Records follow. Pull out every line that contains "this".

--- start Records for the task ---

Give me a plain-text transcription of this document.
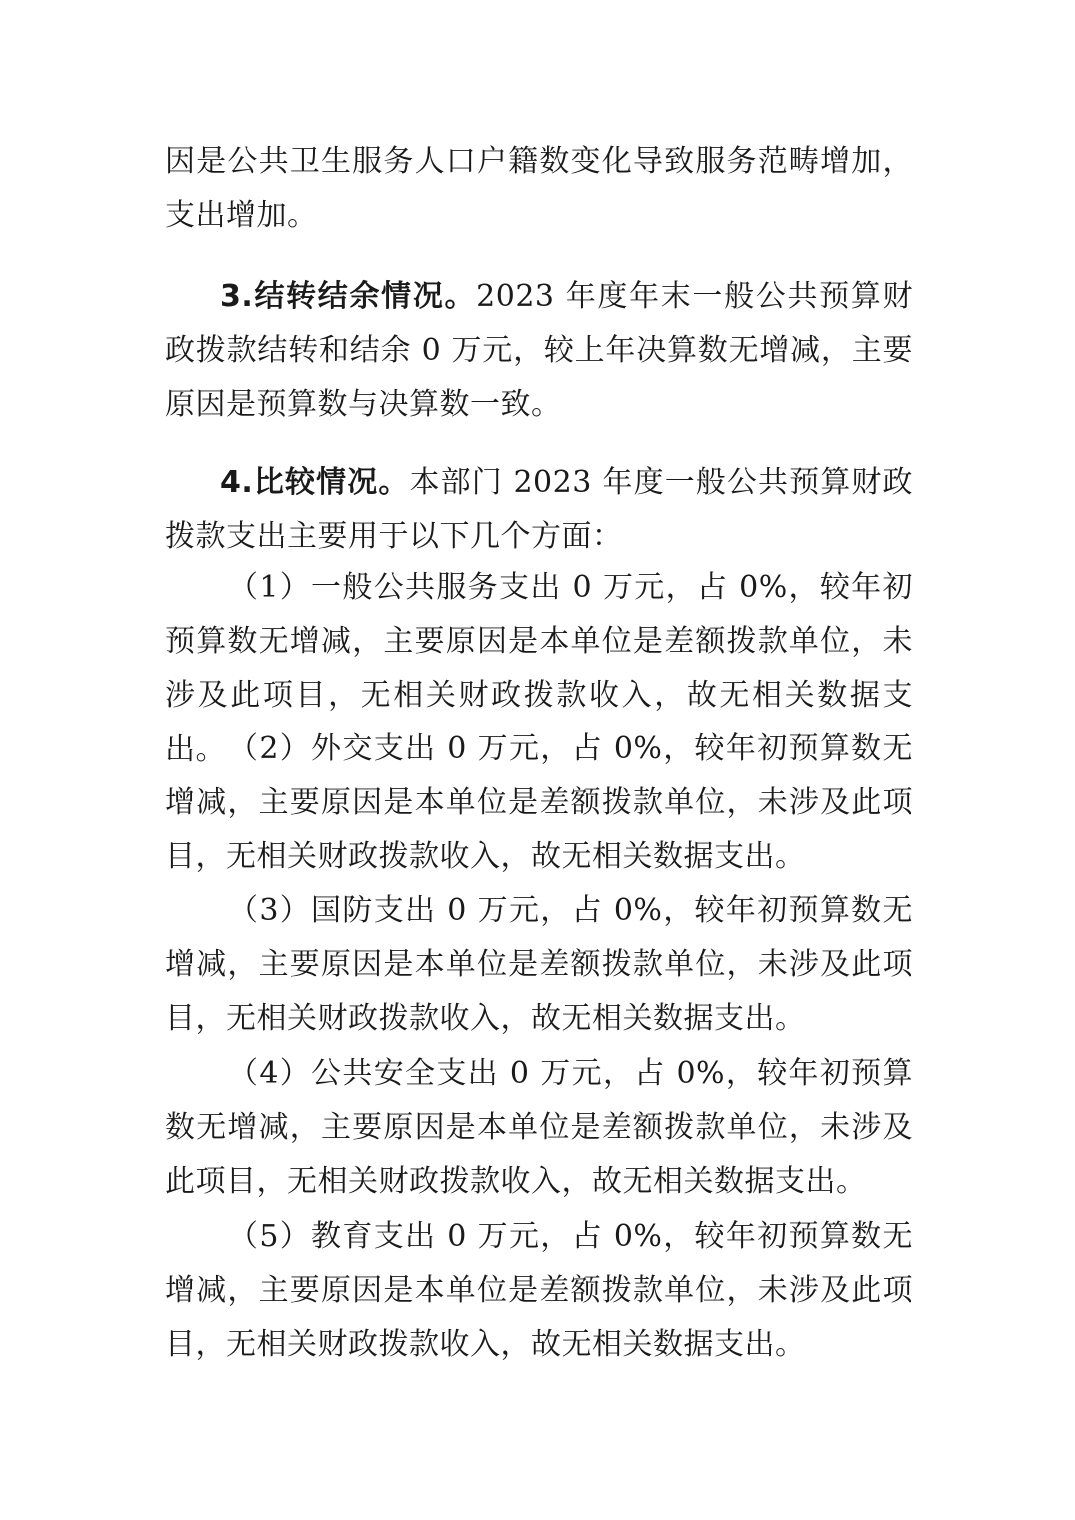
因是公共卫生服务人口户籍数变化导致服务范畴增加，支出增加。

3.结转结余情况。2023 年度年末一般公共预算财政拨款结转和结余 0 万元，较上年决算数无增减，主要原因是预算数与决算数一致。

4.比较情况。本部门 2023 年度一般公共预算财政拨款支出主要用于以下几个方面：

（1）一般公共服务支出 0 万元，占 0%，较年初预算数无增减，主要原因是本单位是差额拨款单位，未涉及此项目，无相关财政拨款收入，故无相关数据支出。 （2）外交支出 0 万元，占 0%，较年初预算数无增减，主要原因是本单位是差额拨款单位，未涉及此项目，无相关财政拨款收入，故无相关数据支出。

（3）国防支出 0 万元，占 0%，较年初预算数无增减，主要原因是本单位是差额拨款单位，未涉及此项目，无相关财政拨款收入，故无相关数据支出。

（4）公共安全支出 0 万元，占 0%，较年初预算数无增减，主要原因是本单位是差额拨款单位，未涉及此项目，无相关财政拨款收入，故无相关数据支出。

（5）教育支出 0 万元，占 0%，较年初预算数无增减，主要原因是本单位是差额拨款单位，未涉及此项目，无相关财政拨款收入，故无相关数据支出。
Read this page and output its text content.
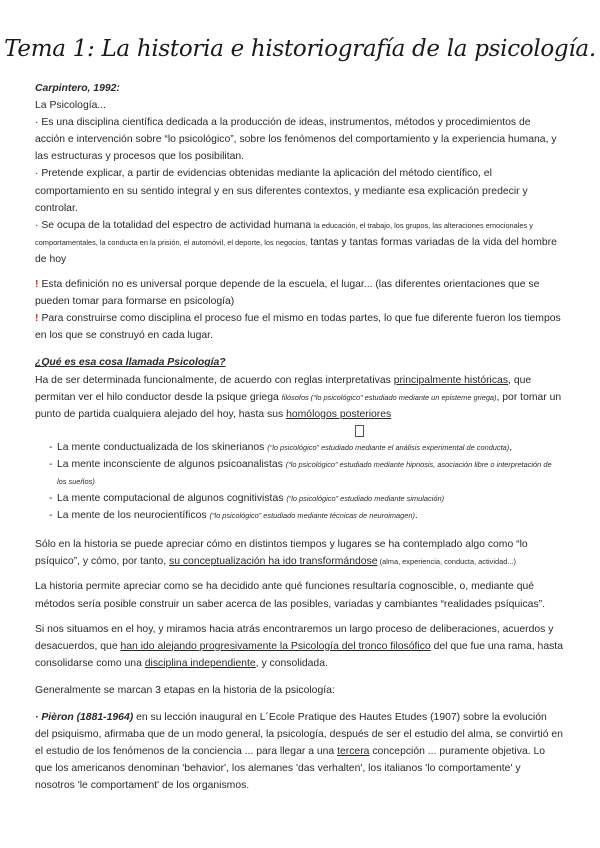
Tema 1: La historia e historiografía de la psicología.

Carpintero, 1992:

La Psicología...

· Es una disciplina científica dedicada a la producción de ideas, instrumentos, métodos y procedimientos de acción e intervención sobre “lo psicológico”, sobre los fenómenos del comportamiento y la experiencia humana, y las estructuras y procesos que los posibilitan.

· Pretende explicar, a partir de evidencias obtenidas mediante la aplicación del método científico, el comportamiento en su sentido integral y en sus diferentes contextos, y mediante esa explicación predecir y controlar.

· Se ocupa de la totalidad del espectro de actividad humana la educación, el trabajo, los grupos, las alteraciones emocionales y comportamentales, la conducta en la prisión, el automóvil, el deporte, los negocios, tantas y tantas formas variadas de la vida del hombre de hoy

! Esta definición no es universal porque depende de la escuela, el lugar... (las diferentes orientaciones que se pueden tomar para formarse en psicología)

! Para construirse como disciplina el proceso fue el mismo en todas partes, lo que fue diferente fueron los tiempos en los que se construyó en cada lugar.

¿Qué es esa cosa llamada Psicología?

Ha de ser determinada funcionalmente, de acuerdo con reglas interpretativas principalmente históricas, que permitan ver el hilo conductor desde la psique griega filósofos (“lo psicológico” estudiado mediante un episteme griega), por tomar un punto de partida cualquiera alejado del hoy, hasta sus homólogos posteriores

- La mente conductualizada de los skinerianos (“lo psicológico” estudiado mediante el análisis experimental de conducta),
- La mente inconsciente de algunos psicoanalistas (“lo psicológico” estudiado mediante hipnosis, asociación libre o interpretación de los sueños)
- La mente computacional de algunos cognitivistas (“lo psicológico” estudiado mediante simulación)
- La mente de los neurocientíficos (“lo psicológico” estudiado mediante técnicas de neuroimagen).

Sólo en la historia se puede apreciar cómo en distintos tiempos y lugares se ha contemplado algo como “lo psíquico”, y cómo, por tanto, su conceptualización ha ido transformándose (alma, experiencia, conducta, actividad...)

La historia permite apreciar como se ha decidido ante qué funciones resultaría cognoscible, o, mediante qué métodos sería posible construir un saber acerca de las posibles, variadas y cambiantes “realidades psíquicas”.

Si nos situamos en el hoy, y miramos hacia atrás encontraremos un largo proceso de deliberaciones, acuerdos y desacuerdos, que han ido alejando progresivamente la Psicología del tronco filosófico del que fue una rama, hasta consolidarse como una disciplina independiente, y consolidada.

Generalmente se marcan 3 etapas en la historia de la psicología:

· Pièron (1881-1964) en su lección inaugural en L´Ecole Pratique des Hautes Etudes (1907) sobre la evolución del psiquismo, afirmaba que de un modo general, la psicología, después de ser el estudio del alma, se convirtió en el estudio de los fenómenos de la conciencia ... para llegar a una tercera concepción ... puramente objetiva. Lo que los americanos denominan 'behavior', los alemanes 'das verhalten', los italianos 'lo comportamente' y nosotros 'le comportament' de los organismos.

--- end Records for the task ---

● **Reply**
Give me a plain-text transcription of this document.
Read this page and output its text content.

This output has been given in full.